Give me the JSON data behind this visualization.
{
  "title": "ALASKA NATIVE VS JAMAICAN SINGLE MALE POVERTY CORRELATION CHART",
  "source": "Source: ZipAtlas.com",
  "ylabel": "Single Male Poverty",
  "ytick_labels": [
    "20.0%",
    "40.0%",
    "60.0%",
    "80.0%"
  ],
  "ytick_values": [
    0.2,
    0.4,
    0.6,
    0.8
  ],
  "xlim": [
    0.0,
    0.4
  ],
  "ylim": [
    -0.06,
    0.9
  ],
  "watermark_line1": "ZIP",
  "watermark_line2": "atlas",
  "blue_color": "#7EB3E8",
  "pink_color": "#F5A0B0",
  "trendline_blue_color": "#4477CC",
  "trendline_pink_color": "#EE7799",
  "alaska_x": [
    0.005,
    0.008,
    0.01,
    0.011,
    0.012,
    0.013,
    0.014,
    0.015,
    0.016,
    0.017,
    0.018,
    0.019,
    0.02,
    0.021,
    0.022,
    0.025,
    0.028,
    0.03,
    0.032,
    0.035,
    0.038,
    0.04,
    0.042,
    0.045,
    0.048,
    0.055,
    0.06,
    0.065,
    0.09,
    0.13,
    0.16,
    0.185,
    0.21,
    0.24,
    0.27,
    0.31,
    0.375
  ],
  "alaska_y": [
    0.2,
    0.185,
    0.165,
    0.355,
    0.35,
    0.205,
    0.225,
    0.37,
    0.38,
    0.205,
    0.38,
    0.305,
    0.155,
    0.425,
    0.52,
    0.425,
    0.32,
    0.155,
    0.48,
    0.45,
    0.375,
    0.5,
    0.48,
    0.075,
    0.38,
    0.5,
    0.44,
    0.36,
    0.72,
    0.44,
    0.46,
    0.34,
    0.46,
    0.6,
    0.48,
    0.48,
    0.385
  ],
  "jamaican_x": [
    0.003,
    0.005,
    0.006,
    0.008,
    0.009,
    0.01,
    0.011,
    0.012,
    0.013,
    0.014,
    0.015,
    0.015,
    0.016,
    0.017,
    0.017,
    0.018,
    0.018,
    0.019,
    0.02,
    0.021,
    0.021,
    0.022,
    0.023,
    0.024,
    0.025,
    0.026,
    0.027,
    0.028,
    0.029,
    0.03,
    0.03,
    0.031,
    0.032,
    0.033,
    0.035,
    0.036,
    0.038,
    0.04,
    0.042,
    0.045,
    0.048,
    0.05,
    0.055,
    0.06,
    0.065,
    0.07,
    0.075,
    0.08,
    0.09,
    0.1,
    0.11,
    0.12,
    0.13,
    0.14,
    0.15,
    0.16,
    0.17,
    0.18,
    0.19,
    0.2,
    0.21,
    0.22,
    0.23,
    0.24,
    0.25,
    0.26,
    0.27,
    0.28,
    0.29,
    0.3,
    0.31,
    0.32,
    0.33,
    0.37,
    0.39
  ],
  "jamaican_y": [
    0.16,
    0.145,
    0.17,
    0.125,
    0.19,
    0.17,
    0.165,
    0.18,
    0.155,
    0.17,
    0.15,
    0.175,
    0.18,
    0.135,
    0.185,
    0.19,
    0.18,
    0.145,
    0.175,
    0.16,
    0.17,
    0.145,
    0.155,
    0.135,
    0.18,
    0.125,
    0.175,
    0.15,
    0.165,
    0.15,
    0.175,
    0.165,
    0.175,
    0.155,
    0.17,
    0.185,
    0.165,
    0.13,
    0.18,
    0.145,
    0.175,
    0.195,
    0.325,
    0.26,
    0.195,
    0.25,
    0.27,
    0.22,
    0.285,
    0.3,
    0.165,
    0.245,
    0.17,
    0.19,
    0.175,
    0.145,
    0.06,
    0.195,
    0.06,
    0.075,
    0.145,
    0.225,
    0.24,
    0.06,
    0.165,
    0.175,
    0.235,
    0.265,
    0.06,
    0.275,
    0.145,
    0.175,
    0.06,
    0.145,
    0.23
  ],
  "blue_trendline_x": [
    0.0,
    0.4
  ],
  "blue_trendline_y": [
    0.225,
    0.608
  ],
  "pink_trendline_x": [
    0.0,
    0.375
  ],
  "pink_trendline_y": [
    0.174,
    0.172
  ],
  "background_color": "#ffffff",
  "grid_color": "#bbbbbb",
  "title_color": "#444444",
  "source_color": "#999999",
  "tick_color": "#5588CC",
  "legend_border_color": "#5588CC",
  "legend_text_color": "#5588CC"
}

▶ **Exercise**
Each record should come back exactly as written.

▶ **Expected output**
Give me the JSON data behind this visualization.
{
  "title": "ALASKA NATIVE VS JAMAICAN SINGLE MALE POVERTY CORRELATION CHART",
  "source": "Source: ZipAtlas.com",
  "ylabel": "Single Male Poverty",
  "ytick_labels": [
    "20.0%",
    "40.0%",
    "60.0%",
    "80.0%"
  ],
  "ytick_values": [
    0.2,
    0.4,
    0.6,
    0.8
  ],
  "xlim": [
    0.0,
    0.4
  ],
  "ylim": [
    -0.06,
    0.9
  ],
  "watermark_line1": "ZIP",
  "watermark_line2": "atlas",
  "blue_color": "#7EB3E8",
  "pink_color": "#F5A0B0",
  "trendline_blue_color": "#4477CC",
  "trendline_pink_color": "#EE7799",
  "alaska_x": [
    0.005,
    0.008,
    0.01,
    0.011,
    0.012,
    0.013,
    0.014,
    0.015,
    0.016,
    0.017,
    0.018,
    0.019,
    0.02,
    0.021,
    0.022,
    0.025,
    0.028,
    0.03,
    0.032,
    0.035,
    0.038,
    0.04,
    0.042,
    0.045,
    0.048,
    0.055,
    0.06,
    0.065,
    0.09,
    0.13,
    0.16,
    0.185,
    0.21,
    0.24,
    0.27,
    0.31,
    0.375
  ],
  "alaska_y": [
    0.2,
    0.185,
    0.165,
    0.355,
    0.35,
    0.205,
    0.225,
    0.37,
    0.38,
    0.205,
    0.38,
    0.305,
    0.155,
    0.425,
    0.52,
    0.425,
    0.32,
    0.155,
    0.48,
    0.45,
    0.375,
    0.5,
    0.48,
    0.075,
    0.38,
    0.5,
    0.44,
    0.36,
    0.72,
    0.44,
    0.46,
    0.34,
    0.46,
    0.6,
    0.48,
    0.48,
    0.385
  ],
  "jamaican_x": [
    0.003,
    0.005,
    0.006,
    0.008,
    0.009,
    0.01,
    0.011,
    0.012,
    0.013,
    0.014,
    0.015,
    0.015,
    0.016,
    0.017,
    0.017,
    0.018,
    0.018,
    0.019,
    0.02,
    0.021,
    0.021,
    0.022,
    0.023,
    0.024,
    0.025,
    0.026,
    0.027,
    0.028,
    0.029,
    0.03,
    0.03,
    0.031,
    0.032,
    0.033,
    0.035,
    0.036,
    0.038,
    0.04,
    0.042,
    0.045,
    0.048,
    0.05,
    0.055,
    0.06,
    0.065,
    0.07,
    0.075,
    0.08,
    0.09,
    0.1,
    0.11,
    0.12,
    0.13,
    0.14,
    0.15,
    0.16,
    0.17,
    0.18,
    0.19,
    0.2,
    0.21,
    0.22,
    0.23,
    0.24,
    0.25,
    0.26,
    0.27,
    0.28,
    0.29,
    0.3,
    0.31,
    0.32,
    0.33,
    0.37,
    0.39
  ],
  "jamaican_y": [
    0.16,
    0.145,
    0.17,
    0.125,
    0.19,
    0.17,
    0.165,
    0.18,
    0.155,
    0.17,
    0.15,
    0.175,
    0.18,
    0.135,
    0.185,
    0.19,
    0.18,
    0.145,
    0.175,
    0.16,
    0.17,
    0.145,
    0.155,
    0.135,
    0.18,
    0.125,
    0.175,
    0.15,
    0.165,
    0.15,
    0.175,
    0.165,
    0.175,
    0.155,
    0.17,
    0.185,
    0.165,
    0.13,
    0.18,
    0.145,
    0.175,
    0.195,
    0.325,
    0.26,
    0.195,
    0.25,
    0.27,
    0.22,
    0.285,
    0.3,
    0.165,
    0.245,
    0.17,
    0.19,
    0.175,
    0.145,
    0.06,
    0.195,
    0.06,
    0.075,
    0.145,
    0.225,
    0.24,
    0.06,
    0.165,
    0.175,
    0.235,
    0.265,
    0.06,
    0.275,
    0.145,
    0.175,
    0.06,
    0.145,
    0.23
  ],
  "blue_trendline_x": [
    0.0,
    0.4
  ],
  "blue_trendline_y": [
    0.225,
    0.608
  ],
  "pink_trendline_x": [
    0.0,
    0.375
  ],
  "pink_trendline_y": [
    0.174,
    0.172
  ],
  "background_color": "#ffffff",
  "grid_color": "#bbbbbb",
  "title_color": "#444444",
  "source_color": "#999999",
  "tick_color": "#5588CC",
  "legend_border_color": "#5588CC",
  "legend_text_color": "#5588CC"
}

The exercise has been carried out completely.